WORK TO COMPLETE:
List the lines of this listing that hold the word "Samalla".

********************

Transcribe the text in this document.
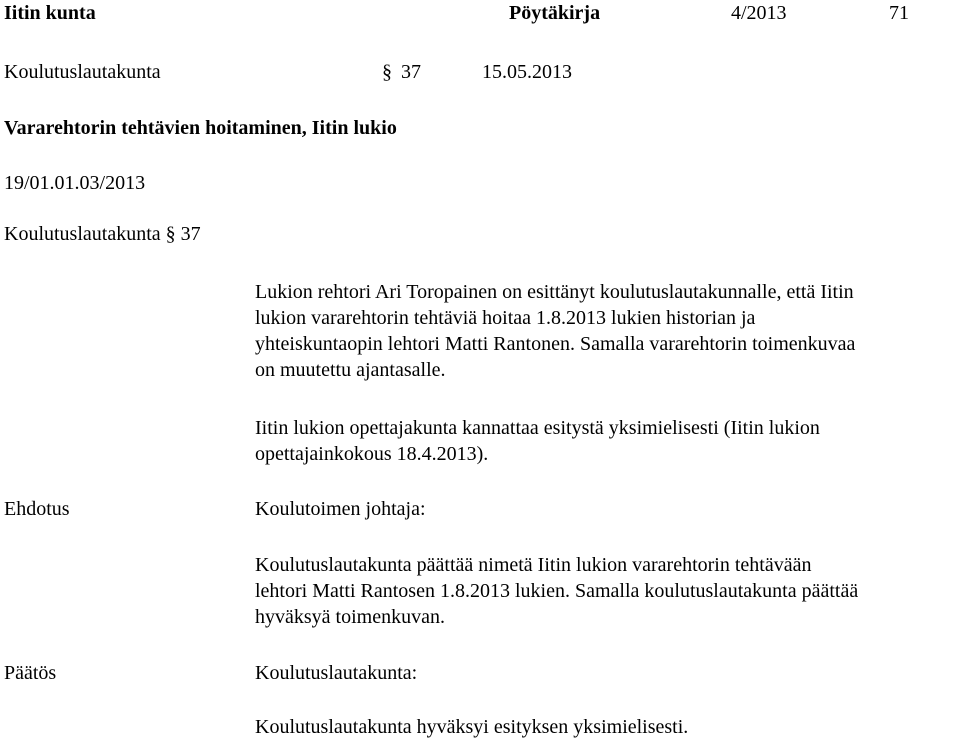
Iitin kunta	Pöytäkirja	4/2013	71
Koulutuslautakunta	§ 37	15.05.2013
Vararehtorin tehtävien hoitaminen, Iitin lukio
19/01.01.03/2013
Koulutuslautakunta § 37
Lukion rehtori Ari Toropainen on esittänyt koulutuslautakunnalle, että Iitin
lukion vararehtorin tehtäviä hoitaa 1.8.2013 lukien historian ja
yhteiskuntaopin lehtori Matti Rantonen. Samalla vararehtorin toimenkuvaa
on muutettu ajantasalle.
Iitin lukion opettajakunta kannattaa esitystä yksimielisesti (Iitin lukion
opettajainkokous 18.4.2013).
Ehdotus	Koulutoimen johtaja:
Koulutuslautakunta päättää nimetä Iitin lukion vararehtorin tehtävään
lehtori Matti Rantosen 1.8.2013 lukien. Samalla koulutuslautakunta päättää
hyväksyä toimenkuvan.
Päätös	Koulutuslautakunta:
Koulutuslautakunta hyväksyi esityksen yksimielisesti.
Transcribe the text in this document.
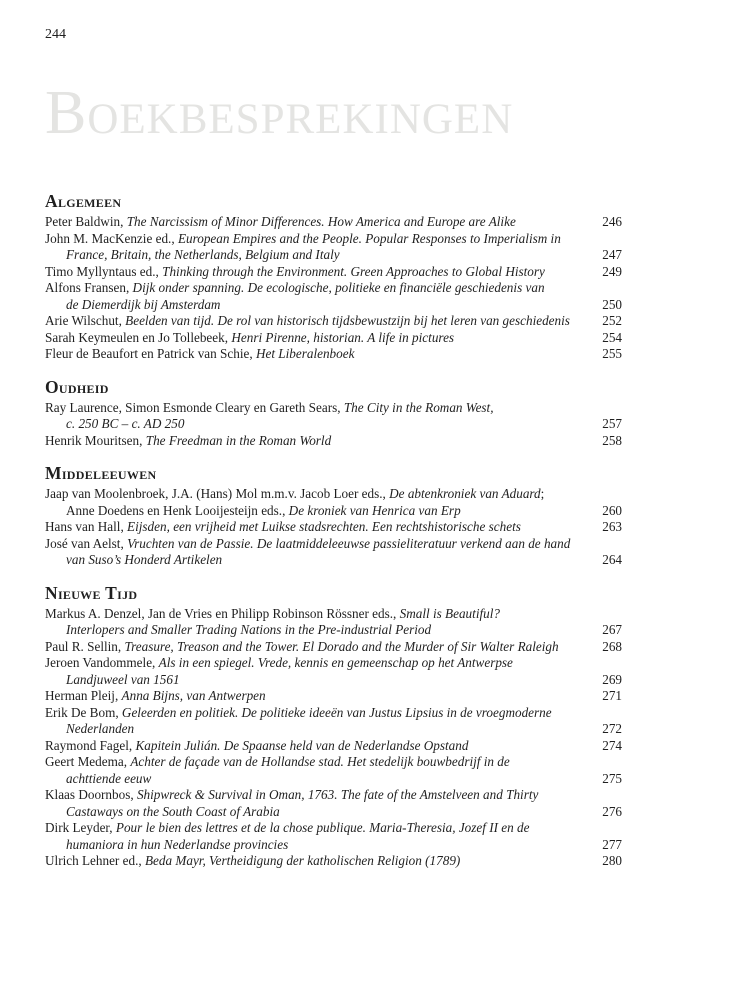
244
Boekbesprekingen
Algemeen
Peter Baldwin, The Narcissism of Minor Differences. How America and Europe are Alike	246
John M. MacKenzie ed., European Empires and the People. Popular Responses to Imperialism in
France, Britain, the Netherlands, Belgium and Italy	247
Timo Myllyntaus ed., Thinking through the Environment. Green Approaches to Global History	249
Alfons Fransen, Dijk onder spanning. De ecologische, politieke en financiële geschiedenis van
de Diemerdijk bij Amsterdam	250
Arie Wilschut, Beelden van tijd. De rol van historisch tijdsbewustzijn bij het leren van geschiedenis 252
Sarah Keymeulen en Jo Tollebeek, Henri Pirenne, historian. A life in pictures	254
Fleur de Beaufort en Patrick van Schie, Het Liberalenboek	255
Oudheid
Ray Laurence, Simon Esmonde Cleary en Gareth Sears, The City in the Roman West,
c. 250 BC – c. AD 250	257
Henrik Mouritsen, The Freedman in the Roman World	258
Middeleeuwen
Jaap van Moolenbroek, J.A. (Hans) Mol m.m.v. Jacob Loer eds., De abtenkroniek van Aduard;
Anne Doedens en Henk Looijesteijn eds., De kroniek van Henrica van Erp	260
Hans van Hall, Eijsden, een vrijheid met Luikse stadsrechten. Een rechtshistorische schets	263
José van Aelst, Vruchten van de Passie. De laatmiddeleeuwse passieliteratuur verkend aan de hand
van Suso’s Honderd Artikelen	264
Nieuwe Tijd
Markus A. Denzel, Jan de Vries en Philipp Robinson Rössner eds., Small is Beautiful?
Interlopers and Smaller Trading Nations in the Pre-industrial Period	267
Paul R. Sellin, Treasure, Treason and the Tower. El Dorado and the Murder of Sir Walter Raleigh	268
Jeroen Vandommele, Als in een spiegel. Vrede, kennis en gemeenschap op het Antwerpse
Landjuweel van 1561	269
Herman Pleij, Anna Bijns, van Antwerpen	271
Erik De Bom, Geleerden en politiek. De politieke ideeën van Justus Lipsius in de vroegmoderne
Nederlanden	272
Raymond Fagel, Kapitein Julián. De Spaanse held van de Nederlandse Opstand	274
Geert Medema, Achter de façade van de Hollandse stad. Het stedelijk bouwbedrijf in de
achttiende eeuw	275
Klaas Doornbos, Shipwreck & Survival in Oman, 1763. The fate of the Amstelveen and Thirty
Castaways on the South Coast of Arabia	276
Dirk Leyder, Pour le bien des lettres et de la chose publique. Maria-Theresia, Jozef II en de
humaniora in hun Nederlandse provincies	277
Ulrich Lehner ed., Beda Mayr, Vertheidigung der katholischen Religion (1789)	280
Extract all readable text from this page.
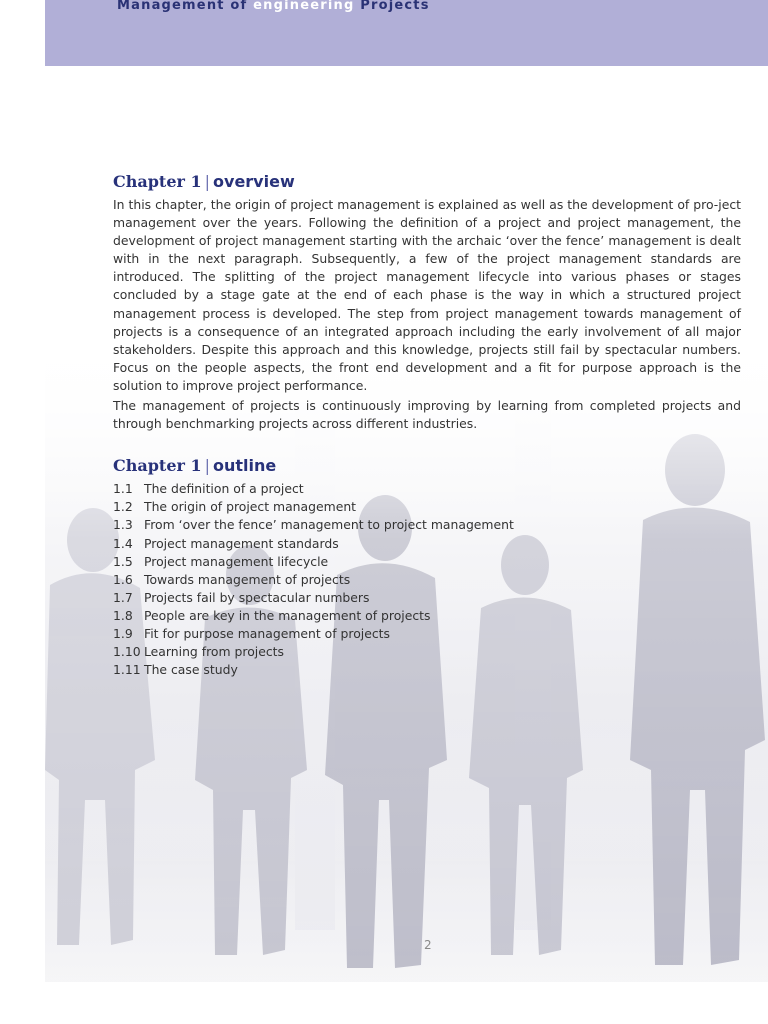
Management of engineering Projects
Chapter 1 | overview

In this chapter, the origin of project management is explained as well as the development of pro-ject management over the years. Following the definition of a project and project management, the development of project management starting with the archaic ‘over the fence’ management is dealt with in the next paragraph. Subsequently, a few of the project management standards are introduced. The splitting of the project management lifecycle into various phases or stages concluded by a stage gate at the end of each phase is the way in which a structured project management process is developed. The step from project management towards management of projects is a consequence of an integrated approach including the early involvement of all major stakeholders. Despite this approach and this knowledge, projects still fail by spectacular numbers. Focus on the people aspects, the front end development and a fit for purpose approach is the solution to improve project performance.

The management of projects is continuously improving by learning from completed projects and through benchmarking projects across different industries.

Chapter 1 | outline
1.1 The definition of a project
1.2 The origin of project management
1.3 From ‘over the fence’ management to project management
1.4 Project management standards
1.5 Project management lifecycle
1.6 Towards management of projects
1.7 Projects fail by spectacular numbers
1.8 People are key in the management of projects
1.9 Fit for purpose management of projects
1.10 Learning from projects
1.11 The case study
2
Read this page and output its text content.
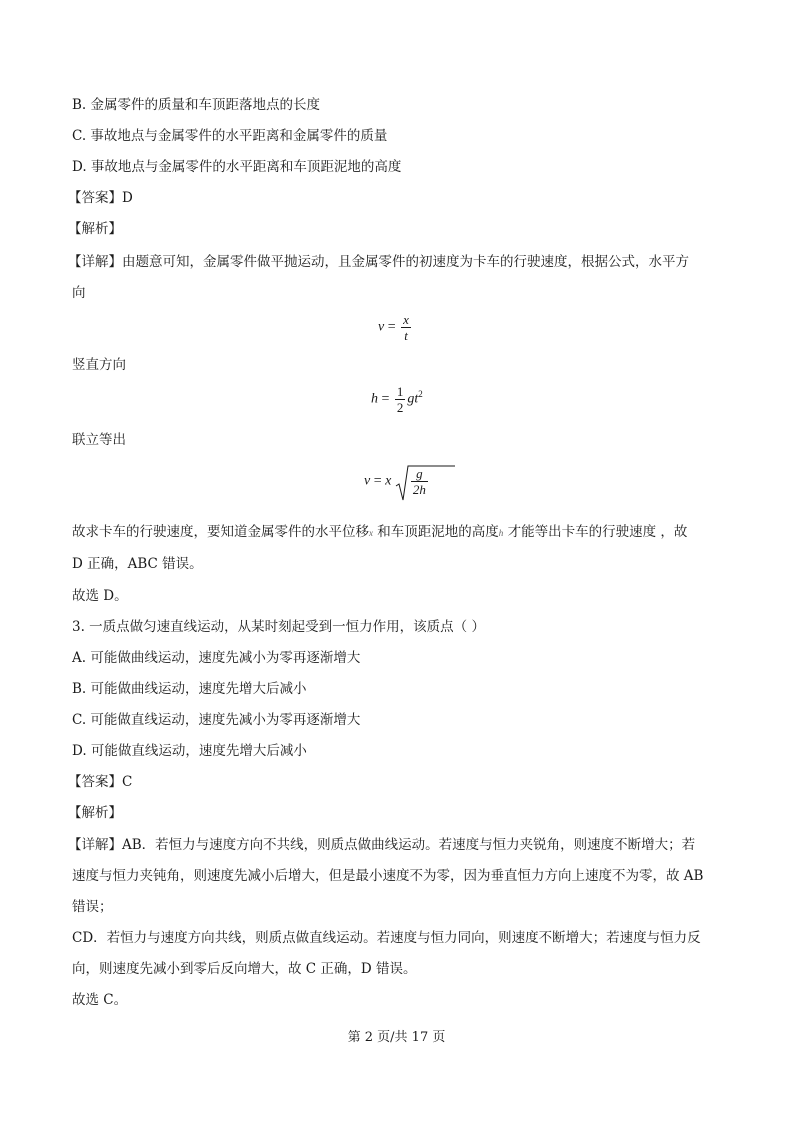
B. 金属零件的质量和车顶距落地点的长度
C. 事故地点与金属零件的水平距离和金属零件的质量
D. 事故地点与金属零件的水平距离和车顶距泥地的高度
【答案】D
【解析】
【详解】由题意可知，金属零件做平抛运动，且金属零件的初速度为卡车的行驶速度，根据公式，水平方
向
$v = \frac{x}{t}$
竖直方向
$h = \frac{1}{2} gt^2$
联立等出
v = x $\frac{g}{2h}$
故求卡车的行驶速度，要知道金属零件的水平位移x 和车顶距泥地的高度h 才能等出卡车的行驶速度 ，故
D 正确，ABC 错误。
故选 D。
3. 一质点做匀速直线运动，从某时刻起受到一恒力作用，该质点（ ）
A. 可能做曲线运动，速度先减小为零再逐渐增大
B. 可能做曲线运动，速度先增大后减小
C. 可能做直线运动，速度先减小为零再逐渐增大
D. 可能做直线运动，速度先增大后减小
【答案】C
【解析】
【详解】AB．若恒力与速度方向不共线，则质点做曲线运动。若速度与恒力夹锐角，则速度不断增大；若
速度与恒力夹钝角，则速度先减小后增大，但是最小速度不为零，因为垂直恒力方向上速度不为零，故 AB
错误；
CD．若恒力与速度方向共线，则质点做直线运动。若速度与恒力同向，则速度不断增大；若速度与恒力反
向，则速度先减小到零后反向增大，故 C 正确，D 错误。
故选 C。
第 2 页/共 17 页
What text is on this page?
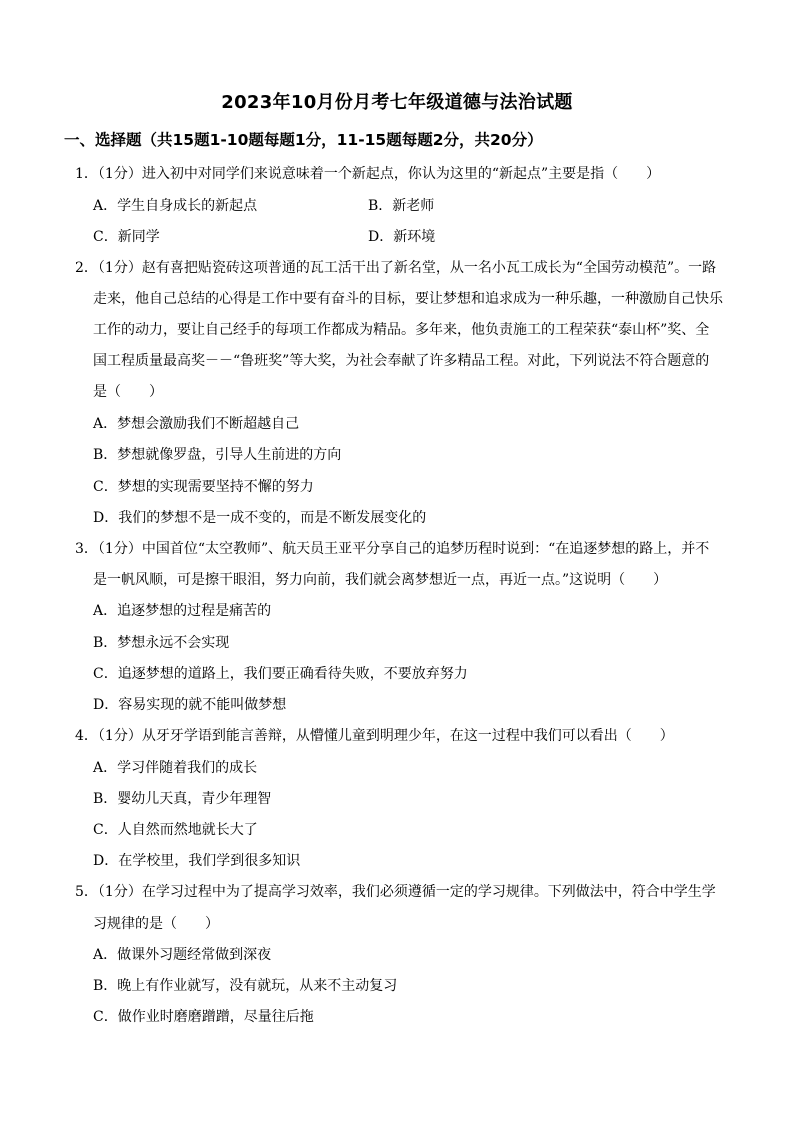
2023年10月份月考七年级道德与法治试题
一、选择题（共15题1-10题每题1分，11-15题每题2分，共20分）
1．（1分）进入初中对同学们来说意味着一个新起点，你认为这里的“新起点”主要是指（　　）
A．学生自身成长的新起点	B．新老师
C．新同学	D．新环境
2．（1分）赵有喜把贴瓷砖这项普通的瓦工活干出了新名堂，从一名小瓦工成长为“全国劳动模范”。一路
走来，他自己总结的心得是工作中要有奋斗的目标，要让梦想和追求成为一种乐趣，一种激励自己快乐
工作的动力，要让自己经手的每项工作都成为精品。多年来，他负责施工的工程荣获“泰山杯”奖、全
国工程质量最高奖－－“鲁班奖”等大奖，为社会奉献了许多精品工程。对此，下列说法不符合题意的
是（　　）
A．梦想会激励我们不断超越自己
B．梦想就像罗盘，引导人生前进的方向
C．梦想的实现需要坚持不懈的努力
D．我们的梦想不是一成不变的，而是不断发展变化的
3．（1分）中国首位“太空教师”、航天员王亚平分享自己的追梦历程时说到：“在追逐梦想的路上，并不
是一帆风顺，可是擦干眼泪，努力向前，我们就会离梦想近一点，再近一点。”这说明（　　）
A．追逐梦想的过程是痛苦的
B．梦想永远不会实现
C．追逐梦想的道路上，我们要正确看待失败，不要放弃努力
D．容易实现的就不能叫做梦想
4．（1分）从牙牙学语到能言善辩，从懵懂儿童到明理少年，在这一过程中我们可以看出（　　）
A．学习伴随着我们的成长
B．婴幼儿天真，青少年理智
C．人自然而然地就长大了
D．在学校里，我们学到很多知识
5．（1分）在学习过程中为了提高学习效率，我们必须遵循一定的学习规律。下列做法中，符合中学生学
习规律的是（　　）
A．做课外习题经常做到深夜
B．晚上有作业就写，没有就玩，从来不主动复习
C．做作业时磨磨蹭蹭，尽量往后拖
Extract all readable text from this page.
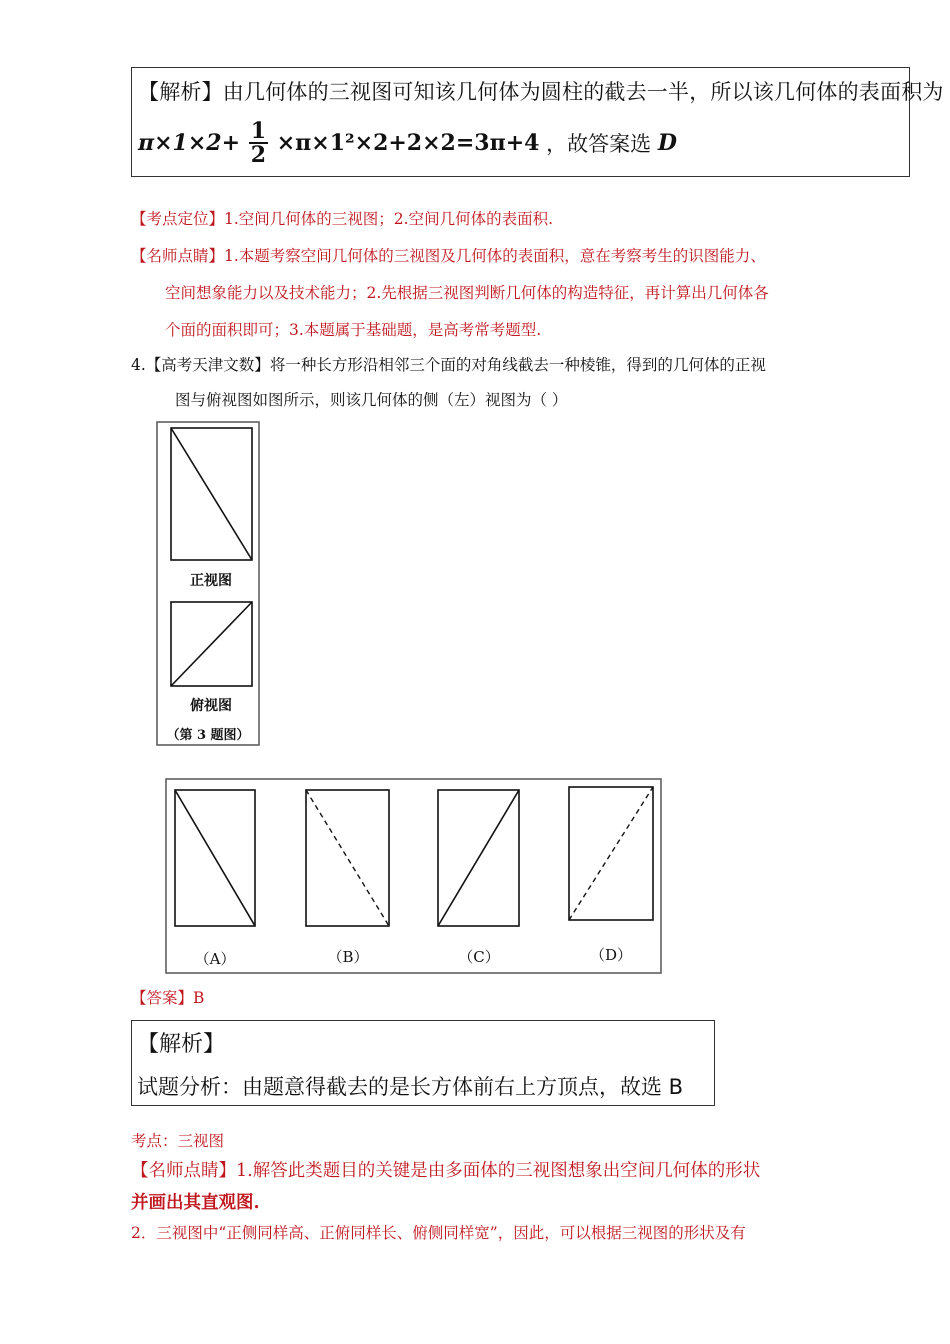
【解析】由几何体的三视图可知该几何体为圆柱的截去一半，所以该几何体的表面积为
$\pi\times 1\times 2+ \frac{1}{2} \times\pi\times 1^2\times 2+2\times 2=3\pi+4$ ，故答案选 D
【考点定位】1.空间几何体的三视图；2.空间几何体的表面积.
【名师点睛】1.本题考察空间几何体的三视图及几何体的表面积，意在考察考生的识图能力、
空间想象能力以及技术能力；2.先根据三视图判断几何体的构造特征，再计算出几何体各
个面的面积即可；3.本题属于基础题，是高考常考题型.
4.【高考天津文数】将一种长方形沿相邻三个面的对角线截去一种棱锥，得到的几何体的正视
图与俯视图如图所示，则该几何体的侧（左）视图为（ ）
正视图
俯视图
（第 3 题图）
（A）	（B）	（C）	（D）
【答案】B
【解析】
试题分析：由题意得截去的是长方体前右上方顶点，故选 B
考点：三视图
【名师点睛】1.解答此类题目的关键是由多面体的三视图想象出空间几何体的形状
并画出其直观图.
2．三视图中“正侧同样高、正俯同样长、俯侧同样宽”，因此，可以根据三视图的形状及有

********************

FINAL RESULT:
yhteiskuntaopin lehtori Matti Rantonen. Samalla vararehtorin toimenkuvaa
lehtori Matti Rantosen 1.8.2013 lukien. Samalla koulutuslautakunta päättää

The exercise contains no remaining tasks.